Copy out all the lines in the records that include the word "xlabel".

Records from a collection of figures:
◆ ◆ ◆ ◆ ◆
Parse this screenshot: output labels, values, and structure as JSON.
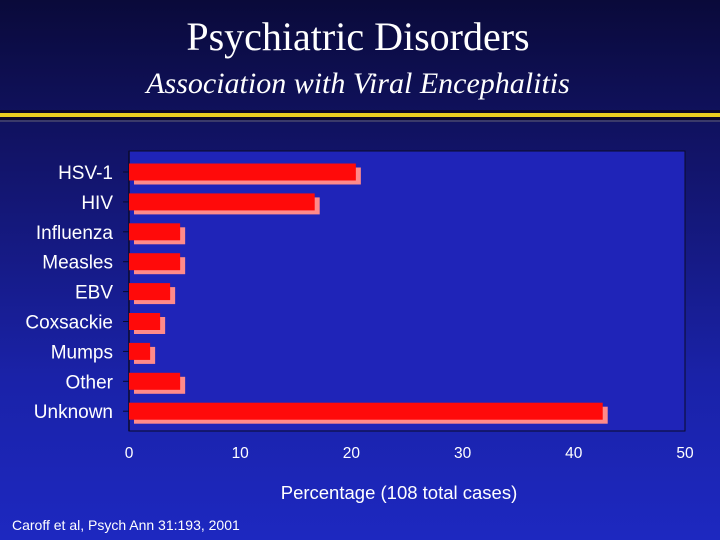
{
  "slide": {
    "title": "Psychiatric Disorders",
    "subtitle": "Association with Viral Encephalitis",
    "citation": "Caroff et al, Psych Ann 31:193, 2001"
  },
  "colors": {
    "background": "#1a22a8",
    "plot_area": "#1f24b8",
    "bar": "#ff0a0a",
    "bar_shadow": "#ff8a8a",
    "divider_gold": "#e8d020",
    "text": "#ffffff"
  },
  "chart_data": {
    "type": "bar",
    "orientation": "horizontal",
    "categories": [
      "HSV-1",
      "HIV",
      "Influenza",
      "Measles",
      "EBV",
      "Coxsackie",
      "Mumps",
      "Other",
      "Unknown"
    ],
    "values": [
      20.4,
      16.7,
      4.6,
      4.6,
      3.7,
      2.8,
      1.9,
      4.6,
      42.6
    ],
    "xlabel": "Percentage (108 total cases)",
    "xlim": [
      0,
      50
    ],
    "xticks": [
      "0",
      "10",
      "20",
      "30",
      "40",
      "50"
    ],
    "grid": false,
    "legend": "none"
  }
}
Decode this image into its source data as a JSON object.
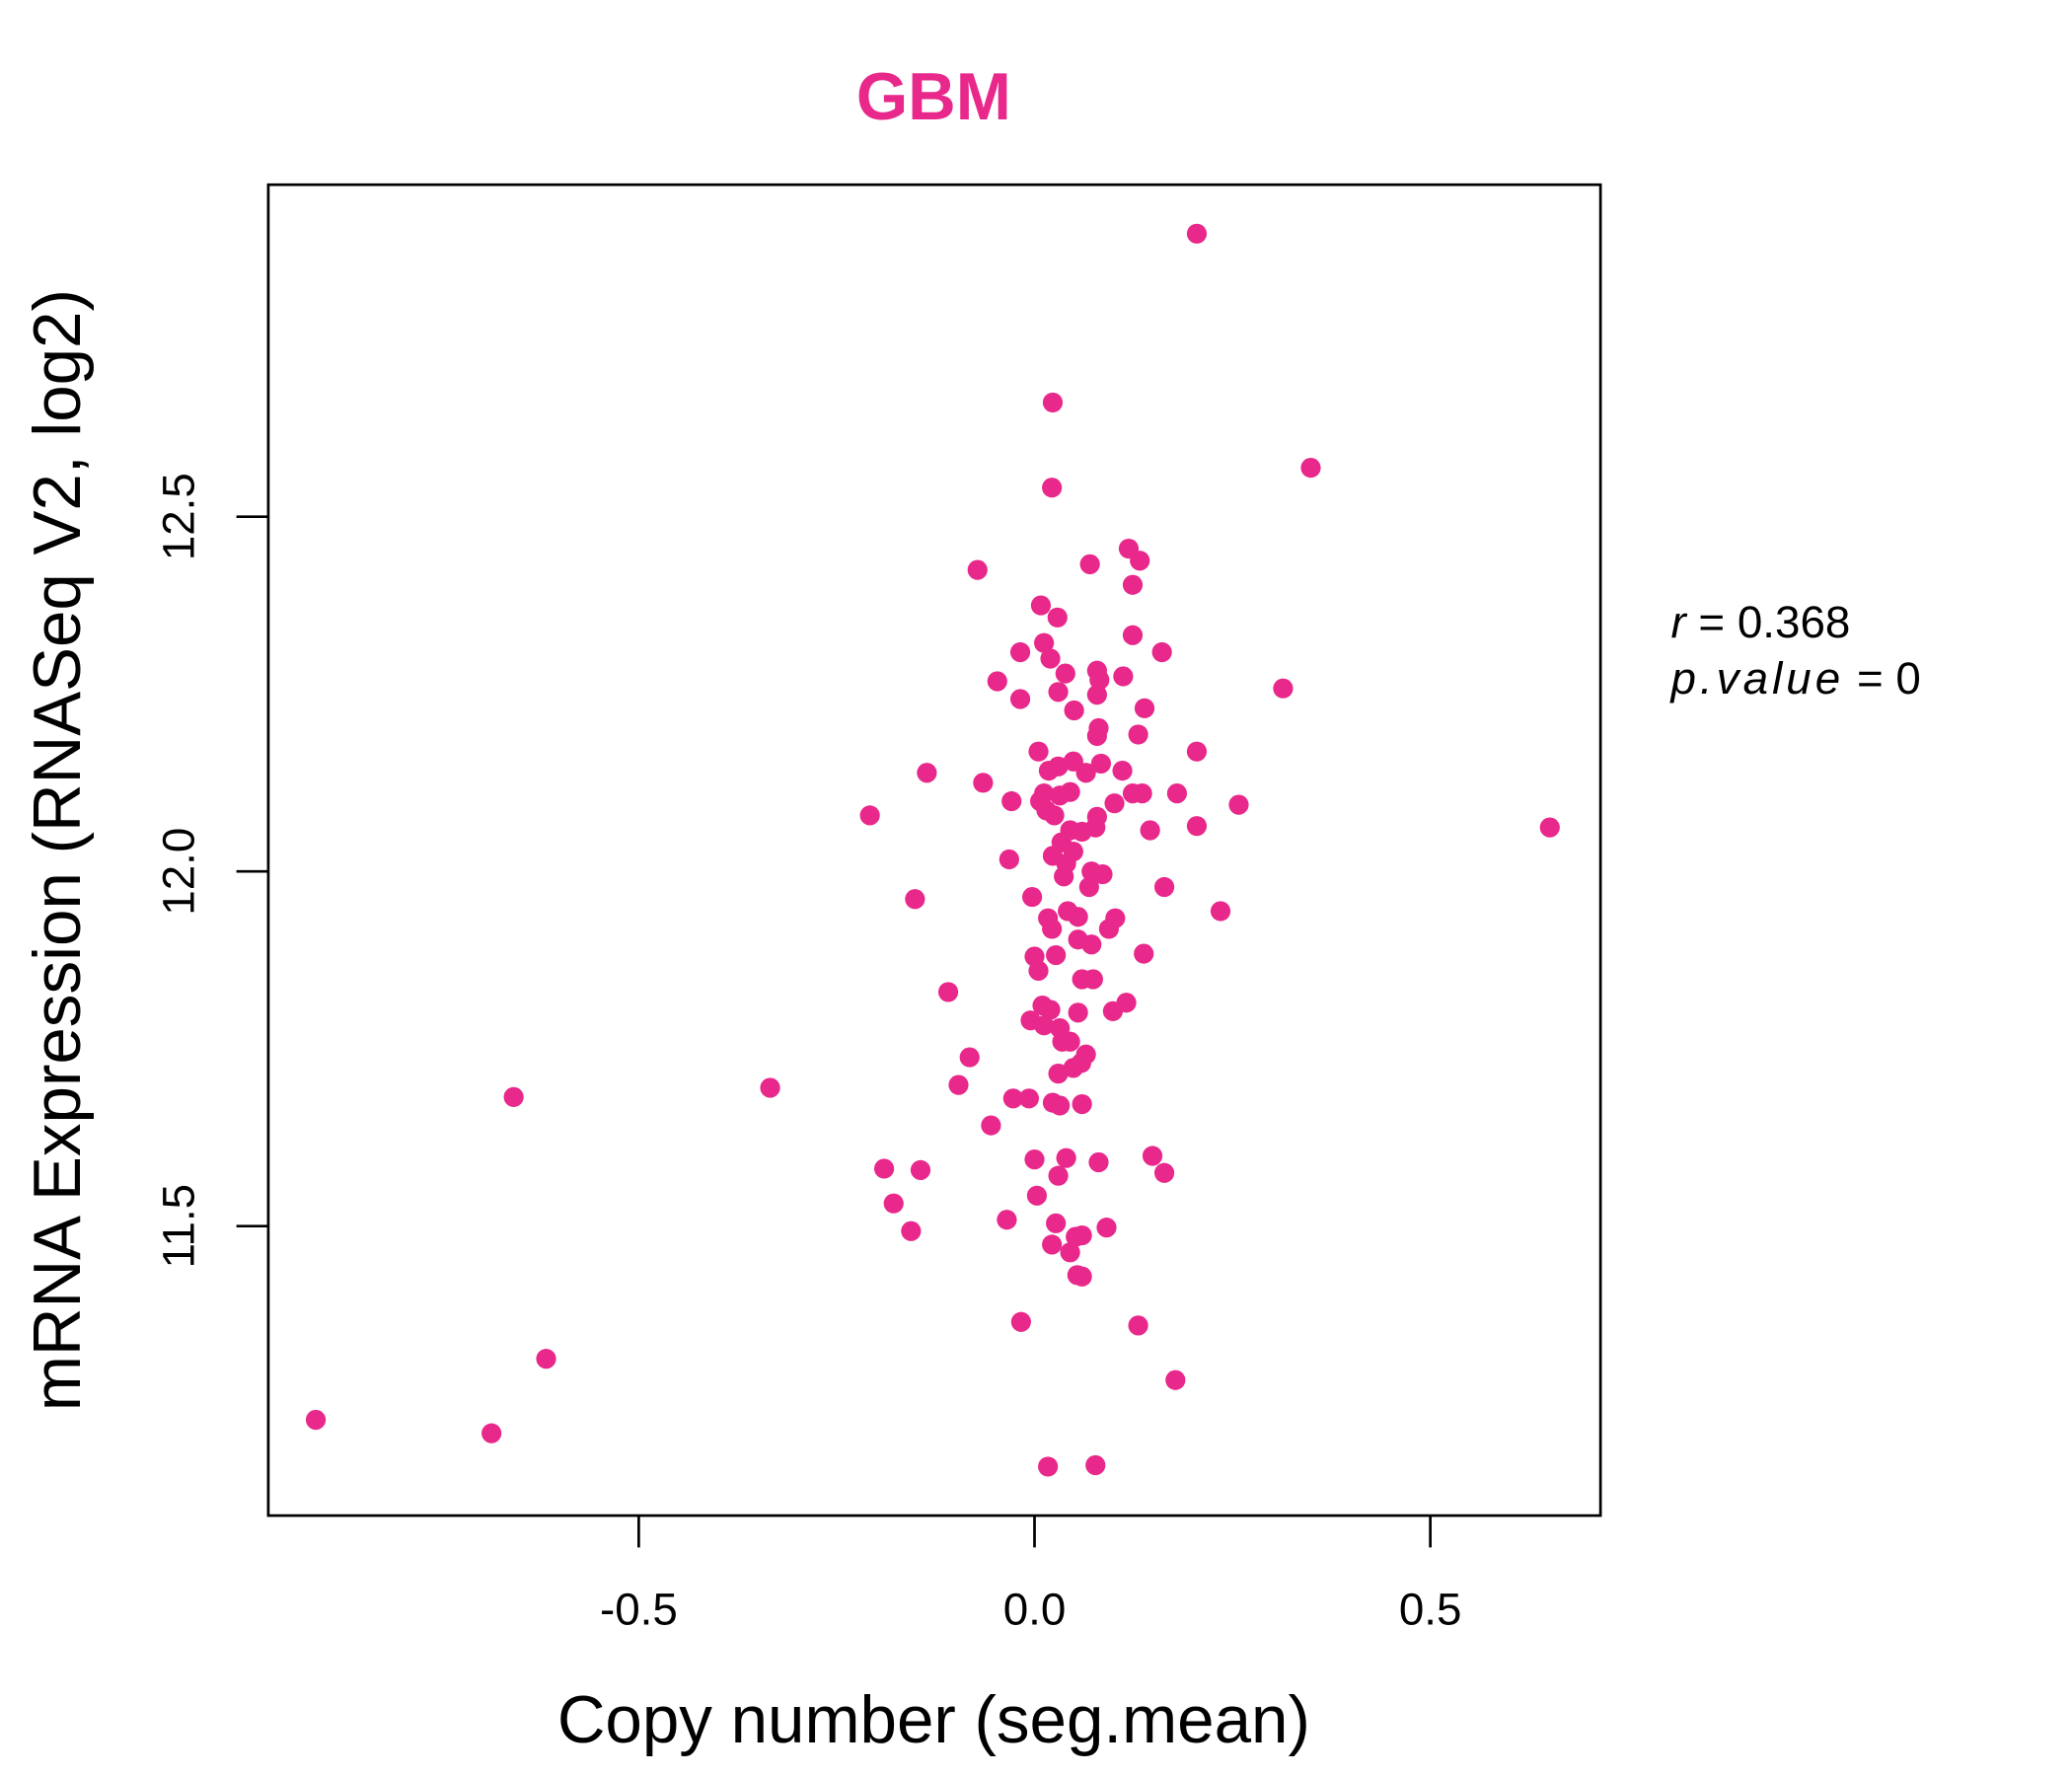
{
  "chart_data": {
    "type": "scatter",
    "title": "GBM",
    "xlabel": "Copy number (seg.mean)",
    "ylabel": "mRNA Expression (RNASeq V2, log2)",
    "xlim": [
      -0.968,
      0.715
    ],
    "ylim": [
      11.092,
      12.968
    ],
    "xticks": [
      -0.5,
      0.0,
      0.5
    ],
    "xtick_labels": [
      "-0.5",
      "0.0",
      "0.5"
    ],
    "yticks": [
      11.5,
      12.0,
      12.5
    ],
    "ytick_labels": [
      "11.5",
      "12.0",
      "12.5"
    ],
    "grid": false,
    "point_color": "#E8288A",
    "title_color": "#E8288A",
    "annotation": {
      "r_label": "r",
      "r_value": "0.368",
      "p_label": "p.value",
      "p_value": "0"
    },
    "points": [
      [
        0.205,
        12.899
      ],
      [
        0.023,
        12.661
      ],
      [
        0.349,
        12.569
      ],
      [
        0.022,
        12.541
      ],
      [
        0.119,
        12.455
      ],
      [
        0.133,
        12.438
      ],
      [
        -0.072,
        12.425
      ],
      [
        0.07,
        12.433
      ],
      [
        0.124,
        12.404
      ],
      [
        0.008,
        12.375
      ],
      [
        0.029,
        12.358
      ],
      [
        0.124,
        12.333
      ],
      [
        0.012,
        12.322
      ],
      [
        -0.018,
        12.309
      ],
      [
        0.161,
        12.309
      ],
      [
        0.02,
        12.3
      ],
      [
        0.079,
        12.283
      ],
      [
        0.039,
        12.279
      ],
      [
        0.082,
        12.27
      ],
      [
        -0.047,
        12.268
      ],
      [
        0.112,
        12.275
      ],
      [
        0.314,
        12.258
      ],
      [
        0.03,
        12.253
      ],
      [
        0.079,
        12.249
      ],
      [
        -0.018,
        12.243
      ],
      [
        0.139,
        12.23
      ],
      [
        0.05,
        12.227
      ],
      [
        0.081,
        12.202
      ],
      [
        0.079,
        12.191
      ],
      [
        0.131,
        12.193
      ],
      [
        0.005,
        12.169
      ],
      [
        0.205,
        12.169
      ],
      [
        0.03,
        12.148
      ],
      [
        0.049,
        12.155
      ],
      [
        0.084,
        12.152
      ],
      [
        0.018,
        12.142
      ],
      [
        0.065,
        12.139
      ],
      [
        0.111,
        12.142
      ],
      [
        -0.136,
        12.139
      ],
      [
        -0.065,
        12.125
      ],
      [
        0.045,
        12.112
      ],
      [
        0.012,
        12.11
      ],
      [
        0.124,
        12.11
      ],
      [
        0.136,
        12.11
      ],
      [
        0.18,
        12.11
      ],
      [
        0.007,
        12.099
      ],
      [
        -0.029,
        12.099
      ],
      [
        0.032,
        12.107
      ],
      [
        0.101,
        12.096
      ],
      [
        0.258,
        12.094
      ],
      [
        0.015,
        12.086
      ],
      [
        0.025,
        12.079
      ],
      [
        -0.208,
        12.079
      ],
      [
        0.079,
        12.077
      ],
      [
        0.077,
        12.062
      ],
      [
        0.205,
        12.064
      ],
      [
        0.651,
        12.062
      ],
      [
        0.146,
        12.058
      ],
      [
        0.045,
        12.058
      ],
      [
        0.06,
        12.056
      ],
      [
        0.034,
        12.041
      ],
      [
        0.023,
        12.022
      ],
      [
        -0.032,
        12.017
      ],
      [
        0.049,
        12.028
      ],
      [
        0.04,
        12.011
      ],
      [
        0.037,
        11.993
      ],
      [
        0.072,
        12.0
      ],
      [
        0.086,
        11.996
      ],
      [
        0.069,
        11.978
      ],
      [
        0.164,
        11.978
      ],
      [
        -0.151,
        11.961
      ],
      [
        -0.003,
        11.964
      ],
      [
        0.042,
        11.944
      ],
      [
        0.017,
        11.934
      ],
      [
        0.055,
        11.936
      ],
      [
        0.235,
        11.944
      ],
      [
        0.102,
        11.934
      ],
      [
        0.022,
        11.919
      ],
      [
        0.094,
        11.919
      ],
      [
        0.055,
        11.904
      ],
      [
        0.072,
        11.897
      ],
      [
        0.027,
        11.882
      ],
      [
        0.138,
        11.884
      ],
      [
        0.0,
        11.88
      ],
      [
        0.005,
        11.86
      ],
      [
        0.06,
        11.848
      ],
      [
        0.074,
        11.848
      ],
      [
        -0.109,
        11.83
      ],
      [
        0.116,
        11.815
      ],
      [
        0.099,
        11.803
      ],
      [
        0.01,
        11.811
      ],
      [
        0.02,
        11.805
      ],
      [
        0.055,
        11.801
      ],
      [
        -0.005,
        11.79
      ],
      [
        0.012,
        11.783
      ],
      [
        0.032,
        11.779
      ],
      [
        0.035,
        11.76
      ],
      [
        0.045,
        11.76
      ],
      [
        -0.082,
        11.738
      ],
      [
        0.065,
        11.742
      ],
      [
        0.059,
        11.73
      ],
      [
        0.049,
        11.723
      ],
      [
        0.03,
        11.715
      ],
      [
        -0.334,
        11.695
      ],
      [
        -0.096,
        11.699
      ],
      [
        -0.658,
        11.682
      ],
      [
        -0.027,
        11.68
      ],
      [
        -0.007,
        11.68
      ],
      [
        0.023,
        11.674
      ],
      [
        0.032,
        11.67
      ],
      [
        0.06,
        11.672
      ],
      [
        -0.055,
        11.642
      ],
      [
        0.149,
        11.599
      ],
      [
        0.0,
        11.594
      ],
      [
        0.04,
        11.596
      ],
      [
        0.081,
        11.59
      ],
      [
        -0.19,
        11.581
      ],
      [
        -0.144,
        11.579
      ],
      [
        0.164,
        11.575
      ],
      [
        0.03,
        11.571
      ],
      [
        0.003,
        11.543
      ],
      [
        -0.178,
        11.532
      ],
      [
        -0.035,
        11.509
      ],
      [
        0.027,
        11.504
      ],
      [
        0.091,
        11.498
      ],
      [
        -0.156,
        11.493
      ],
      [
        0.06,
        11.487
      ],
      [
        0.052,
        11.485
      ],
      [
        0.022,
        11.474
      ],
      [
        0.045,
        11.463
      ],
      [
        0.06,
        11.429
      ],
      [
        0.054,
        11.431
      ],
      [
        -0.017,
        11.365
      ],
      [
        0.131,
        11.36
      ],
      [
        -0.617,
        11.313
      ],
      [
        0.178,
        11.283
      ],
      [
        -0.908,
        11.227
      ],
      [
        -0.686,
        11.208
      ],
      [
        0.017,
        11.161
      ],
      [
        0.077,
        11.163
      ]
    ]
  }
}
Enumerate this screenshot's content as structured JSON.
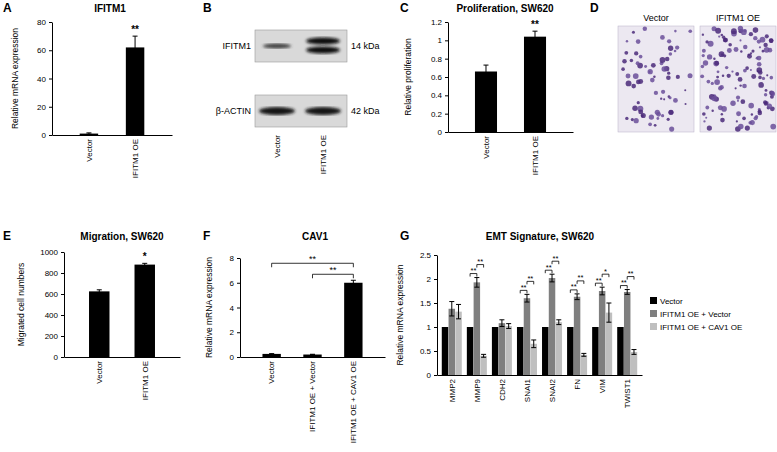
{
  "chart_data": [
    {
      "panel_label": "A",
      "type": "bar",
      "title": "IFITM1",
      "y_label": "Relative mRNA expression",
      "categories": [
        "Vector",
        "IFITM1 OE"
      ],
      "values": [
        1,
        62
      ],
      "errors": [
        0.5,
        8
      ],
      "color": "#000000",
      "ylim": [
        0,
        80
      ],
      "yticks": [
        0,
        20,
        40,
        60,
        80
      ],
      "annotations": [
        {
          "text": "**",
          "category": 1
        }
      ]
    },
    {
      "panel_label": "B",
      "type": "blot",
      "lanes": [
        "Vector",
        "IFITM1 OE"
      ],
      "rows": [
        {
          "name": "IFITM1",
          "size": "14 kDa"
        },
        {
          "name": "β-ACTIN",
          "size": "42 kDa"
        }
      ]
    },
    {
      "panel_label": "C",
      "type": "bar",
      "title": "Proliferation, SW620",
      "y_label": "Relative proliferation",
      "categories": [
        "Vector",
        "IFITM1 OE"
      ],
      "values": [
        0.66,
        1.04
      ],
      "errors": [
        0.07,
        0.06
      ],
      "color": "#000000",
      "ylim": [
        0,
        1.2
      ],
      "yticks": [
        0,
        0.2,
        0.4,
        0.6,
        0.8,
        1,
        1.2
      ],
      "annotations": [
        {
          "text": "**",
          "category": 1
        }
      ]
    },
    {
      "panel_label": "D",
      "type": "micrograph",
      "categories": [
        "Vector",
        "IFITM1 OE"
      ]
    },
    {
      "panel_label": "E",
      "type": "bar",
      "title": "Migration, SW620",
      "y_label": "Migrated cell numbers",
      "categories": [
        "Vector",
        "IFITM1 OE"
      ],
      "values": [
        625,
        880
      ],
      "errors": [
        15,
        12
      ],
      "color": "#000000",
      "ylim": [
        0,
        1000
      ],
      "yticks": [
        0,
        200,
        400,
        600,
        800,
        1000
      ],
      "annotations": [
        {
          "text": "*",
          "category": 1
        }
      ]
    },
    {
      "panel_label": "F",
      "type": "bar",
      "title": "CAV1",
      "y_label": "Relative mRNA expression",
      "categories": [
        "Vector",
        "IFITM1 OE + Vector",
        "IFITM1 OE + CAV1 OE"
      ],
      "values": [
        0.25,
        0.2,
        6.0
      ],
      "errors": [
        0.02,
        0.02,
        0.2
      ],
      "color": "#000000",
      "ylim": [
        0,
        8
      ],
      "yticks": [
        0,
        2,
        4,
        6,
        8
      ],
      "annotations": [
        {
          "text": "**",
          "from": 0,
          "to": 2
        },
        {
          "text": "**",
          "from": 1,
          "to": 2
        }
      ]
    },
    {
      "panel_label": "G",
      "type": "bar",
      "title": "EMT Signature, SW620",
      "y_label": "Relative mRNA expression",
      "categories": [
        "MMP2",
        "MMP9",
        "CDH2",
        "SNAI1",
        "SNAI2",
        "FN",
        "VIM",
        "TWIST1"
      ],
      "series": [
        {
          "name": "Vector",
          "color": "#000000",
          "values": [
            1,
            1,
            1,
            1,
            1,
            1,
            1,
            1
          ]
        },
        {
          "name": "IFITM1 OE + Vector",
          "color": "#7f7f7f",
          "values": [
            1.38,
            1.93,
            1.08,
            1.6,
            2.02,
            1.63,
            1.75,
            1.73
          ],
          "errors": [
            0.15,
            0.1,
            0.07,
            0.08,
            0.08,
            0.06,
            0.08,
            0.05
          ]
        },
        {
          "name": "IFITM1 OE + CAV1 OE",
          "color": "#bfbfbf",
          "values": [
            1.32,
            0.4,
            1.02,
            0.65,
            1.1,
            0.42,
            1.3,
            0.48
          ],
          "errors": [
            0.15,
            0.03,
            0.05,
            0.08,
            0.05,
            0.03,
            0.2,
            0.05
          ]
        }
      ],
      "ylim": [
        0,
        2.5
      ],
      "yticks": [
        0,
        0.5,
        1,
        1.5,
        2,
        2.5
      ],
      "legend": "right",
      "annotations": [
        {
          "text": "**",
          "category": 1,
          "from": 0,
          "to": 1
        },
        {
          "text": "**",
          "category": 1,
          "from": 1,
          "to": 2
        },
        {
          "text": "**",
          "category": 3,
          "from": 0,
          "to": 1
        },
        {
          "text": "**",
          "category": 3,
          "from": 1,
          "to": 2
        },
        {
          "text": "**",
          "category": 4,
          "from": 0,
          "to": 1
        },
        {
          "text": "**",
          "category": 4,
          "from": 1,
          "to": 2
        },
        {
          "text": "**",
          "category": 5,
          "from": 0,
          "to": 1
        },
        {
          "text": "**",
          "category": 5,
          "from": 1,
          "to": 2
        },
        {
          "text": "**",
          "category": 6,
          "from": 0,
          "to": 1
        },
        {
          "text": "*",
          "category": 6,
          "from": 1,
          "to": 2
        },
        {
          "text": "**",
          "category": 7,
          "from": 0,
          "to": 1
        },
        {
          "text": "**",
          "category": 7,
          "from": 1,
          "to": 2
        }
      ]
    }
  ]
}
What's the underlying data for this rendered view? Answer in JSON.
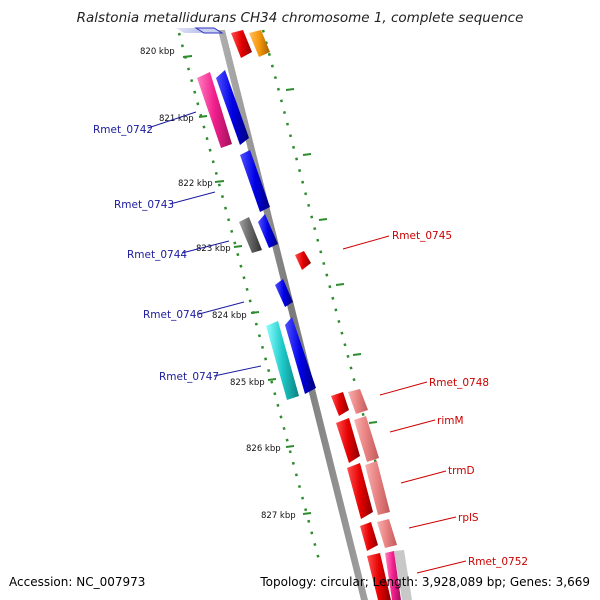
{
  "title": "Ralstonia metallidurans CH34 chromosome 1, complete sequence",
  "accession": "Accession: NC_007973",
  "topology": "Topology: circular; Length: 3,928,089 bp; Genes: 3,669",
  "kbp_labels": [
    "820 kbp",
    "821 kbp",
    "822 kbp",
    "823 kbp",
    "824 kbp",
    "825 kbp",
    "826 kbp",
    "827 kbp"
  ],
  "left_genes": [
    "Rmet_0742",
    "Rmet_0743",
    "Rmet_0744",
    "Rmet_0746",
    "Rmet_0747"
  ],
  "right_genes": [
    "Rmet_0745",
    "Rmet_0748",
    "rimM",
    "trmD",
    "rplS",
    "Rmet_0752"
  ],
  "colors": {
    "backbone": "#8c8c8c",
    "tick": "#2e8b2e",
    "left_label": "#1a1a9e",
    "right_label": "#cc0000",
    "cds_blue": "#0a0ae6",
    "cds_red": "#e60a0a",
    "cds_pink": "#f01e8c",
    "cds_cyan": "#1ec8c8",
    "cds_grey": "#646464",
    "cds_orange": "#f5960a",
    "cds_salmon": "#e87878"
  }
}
◆ ◆ ◆ ◆ ◆
* _REPLY_:
    "xlabel": "Percentage (108 total cases)",
    "xlabel": "Copy number (seg.mean)",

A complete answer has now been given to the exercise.